| AIM OF THE TASK |
Show, in full, each line of the data that contains "Discipline".
** BEGIN EXTRACTED MATERIAL **
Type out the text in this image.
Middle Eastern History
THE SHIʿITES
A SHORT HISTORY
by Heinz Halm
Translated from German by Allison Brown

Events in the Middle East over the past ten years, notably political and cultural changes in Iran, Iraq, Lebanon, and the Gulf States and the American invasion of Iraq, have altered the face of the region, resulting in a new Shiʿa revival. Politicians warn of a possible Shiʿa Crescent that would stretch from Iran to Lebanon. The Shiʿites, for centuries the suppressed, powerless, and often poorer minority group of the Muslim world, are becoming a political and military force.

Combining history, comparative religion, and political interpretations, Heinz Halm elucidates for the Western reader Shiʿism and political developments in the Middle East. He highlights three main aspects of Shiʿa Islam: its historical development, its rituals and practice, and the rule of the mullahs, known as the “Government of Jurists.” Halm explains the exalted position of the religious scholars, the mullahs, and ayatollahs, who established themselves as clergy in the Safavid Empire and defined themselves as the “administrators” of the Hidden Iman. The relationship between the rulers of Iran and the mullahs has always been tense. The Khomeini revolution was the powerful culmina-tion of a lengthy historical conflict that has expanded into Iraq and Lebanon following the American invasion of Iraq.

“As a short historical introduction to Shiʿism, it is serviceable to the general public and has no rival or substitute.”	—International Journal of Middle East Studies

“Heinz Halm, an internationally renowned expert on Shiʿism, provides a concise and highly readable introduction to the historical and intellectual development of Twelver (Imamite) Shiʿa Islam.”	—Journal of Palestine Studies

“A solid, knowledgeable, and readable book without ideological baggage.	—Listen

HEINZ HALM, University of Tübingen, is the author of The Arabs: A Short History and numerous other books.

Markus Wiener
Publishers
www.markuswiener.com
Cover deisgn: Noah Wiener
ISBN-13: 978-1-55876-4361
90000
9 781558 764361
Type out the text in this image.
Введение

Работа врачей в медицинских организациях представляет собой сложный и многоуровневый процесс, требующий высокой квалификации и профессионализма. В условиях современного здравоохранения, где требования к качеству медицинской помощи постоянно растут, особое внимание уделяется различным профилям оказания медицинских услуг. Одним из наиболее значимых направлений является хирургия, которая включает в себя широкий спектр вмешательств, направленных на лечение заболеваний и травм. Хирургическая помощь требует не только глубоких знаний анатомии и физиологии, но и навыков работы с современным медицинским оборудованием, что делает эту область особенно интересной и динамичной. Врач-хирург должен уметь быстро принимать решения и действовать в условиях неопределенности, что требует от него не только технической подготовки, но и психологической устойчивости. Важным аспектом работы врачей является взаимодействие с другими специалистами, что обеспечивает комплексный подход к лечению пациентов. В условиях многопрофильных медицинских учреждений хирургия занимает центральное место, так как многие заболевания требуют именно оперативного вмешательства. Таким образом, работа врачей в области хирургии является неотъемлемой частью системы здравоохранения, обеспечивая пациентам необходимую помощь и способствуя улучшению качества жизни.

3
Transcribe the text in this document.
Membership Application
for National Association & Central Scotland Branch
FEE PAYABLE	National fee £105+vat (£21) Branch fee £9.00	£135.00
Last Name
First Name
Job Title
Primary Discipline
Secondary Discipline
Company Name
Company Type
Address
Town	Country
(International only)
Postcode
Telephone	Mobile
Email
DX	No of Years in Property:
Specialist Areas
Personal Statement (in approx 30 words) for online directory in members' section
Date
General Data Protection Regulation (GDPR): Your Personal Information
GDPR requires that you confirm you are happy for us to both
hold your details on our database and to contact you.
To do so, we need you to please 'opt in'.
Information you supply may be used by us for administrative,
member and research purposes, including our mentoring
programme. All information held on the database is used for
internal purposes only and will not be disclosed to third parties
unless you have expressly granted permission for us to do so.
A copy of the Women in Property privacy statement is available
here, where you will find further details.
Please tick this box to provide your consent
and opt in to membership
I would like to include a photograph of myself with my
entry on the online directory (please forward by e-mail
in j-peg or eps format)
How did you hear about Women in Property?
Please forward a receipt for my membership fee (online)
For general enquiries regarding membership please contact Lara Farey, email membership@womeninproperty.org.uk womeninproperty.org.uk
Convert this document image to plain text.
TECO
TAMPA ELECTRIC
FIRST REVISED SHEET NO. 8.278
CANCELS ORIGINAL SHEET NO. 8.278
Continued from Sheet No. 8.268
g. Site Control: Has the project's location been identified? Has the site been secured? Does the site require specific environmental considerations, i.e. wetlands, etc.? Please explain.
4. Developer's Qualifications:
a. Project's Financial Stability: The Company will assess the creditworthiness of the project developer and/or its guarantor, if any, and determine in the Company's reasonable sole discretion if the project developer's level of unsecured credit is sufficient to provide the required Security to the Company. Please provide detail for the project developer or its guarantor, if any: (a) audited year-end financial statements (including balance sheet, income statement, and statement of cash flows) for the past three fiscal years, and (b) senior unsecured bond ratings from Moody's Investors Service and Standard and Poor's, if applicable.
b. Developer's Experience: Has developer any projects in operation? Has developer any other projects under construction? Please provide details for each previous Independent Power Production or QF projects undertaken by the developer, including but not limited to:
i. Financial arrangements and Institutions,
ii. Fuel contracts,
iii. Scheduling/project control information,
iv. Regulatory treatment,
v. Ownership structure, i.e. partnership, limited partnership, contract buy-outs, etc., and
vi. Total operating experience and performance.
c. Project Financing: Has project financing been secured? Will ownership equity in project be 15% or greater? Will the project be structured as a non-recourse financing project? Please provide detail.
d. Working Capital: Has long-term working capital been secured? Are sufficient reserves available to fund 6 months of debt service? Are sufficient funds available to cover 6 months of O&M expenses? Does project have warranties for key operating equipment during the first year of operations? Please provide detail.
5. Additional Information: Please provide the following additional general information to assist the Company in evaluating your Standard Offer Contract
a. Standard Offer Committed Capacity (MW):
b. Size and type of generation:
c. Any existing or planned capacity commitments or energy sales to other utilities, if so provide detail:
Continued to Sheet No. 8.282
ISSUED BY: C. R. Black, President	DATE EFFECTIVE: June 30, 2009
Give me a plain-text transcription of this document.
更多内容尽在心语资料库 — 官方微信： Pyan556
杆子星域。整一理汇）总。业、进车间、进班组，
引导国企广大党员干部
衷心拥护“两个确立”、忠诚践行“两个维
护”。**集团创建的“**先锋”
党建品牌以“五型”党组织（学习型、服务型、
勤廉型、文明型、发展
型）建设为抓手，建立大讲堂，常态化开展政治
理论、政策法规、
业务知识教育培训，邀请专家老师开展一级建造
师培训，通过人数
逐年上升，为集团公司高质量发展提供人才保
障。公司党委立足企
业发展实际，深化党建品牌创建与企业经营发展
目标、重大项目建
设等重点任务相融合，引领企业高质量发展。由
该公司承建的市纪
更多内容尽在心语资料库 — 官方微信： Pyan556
** END EXTRACTED MATERIAL **
| RIGHT ANSWER |
Primary Discipline
Secondary Discipline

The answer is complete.